_The exercise_.
Locate each line below that includes "from" and reproduce it.

_Dataset entries_.
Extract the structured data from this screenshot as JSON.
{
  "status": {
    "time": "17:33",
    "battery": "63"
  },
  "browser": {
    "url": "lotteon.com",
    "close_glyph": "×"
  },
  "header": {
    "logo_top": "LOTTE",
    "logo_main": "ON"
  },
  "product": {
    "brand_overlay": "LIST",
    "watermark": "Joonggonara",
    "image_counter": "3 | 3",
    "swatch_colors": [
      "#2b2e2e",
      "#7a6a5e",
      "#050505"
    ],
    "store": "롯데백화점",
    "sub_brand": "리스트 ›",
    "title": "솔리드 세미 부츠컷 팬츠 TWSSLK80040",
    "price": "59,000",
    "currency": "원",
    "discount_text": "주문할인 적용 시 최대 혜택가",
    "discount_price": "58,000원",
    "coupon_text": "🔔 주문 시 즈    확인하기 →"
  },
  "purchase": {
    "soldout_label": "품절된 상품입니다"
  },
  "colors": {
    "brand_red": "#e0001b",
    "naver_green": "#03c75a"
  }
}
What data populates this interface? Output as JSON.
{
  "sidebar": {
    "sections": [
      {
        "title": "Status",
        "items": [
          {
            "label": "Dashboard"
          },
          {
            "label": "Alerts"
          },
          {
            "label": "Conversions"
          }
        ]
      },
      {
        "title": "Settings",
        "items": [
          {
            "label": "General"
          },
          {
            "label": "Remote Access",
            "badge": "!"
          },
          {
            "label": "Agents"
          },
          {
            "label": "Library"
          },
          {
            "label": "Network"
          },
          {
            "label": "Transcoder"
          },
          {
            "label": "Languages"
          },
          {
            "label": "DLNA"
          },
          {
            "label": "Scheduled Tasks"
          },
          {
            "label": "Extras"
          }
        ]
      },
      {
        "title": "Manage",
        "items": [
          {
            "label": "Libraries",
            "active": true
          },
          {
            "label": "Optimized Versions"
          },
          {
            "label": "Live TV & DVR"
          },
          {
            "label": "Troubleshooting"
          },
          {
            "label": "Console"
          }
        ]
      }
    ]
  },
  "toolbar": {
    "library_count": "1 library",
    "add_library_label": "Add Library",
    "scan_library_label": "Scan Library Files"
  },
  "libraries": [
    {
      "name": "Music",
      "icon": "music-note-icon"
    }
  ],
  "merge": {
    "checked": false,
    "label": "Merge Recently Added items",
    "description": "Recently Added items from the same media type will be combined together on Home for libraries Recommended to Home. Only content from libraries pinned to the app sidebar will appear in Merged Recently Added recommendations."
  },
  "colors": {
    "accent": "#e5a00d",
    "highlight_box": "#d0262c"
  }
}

_Correct output_.
Extract the structured data from this screenshot as JSON.
    "description": "Recently Added items from the same media type will be combined together on Home for libraries Recommended to Home. Only content from libraries pinned to the app sidebar will appear in Merged Recently Added recommendations."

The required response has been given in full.